--- Do this ---
Reproduce the listing below line for line, without changing anything.

— BEGIN Supplied information —

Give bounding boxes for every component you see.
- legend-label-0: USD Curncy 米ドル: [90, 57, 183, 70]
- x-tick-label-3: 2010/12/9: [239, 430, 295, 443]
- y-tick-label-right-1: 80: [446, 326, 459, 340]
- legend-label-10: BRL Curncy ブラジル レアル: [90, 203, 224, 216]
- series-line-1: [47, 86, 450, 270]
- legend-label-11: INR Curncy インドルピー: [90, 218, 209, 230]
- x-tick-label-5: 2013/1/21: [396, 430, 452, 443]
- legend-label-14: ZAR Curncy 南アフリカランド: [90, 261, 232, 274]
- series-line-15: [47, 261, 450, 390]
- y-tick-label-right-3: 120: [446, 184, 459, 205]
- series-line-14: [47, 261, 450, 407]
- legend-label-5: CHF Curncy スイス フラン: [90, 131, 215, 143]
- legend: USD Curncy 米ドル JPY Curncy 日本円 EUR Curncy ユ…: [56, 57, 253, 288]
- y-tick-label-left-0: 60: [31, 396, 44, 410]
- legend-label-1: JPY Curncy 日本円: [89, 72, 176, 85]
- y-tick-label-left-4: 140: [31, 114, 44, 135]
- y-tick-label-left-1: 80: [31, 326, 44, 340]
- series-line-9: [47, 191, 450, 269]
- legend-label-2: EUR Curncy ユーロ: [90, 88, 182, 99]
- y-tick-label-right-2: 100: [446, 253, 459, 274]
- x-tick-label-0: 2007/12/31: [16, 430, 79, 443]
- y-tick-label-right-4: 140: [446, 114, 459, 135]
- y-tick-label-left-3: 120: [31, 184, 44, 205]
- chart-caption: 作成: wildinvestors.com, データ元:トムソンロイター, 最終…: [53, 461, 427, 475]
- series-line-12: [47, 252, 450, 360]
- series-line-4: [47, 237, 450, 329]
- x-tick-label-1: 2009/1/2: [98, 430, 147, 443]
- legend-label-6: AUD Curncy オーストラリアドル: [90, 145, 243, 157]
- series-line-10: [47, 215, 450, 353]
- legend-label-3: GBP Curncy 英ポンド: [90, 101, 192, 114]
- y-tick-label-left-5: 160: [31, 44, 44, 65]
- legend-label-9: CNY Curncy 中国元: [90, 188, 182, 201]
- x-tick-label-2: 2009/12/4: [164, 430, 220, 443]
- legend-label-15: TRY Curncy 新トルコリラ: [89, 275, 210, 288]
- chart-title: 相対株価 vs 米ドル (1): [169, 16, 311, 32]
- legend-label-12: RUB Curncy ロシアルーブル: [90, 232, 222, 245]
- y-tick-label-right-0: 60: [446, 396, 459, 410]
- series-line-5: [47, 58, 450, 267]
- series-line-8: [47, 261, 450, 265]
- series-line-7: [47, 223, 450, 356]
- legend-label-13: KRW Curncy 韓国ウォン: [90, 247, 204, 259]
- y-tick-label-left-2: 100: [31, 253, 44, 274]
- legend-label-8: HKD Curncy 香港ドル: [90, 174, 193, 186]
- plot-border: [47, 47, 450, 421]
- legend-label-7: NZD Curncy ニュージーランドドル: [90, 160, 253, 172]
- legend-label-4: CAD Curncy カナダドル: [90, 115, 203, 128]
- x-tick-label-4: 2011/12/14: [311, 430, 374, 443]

— END Supplied information —

--- The answer ---
Give bounding boxes for every component you see.
- legend-label-0: USD Curncy 米ドル: [90, 57, 183, 70]
- x-tick-label-3: 2010/12/9: [239, 430, 295, 443]
- y-tick-label-right-1: 80: [446, 326, 459, 340]
- legend-label-10: BRL Curncy ブラジル レアル: [90, 203, 224, 216]
- series-line-1: [47, 86, 450, 270]
- legend-label-11: INR Curncy インドルピー: [90, 218, 209, 230]
- x-tick-label-5: 2013/1/21: [396, 430, 452, 443]
- legend-label-14: ZAR Curncy 南アフリカランド: [90, 261, 232, 274]
- series-line-15: [47, 261, 450, 390]
- y-tick-label-right-3: 120: [446, 184, 459, 205]
- series-line-14: [47, 261, 450, 407]
- legend-label-5: CHF Curncy スイス フラン: [90, 131, 215, 143]
- legend: USD Curncy 米ドル JPY Curncy 日本円 EUR Curncy ユ…: [56, 57, 253, 288]
- y-tick-label-left-0: 60: [31, 396, 44, 410]
- legend-label-1: JPY Curncy 日本円: [89, 72, 176, 85]
- y-tick-label-left-4: 140: [31, 114, 44, 135]
- y-tick-label-left-1: 80: [31, 326, 44, 340]
- series-line-9: [47, 191, 450, 269]
- legend-label-2: EUR Curncy ユーロ: [90, 88, 182, 99]
- y-tick-label-right-2: 100: [446, 253, 459, 274]
- x-tick-label-0: 2007/12/31: [16, 430, 79, 443]
- y-tick-label-right-4: 140: [446, 114, 459, 135]
- y-tick-label-left-3: 120: [31, 184, 44, 205]
- chart-caption: 作成: wildinvestors.com, データ元:トムソンロイター, 最終…: [53, 461, 427, 475]
- series-line-12: [47, 252, 450, 360]
- series-line-4: [47, 237, 450, 329]
- x-tick-label-1: 2009/1/2: [98, 430, 147, 443]
- legend-label-6: AUD Curncy オーストラリアドル: [90, 145, 243, 157]
- series-line-10: [47, 215, 450, 353]
- legend-label-3: GBP Curncy 英ポンド: [90, 101, 192, 114]
- y-tick-label-left-5: 160: [31, 44, 44, 65]
- legend-label-9: CNY Curncy 中国元: [90, 188, 182, 201]
- x-tick-label-2: 2009/12/4: [164, 430, 220, 443]
- legend-label-15: TRY Curncy 新トルコリラ: [89, 275, 210, 288]
- chart-title: 相対株価 vs 米ドル (1): [169, 16, 311, 32]
- legend-label-12: RUB Curncy ロシアルーブル: [90, 232, 222, 245]
- y-tick-label-right-0: 60: [446, 396, 459, 410]
- series-line-5: [47, 58, 450, 267]
- series-line-8: [47, 261, 450, 265]
- series-line-7: [47, 223, 450, 356]
- legend-label-13: KRW Curncy 韓国ウォン: [90, 247, 204, 259]
- y-tick-label-left-2: 100: [31, 253, 44, 274]
- legend-label-8: HKD Curncy 香港ドル: [90, 174, 193, 186]
- plot-border: [47, 47, 450, 421]
- legend-label-7: NZD Curncy ニュージーランドドル: [90, 160, 253, 172]
- legend-label-4: CAD Curncy カナダドル: [90, 115, 203, 128]
- x-tick-label-4: 2011/12/14: [311, 430, 374, 443]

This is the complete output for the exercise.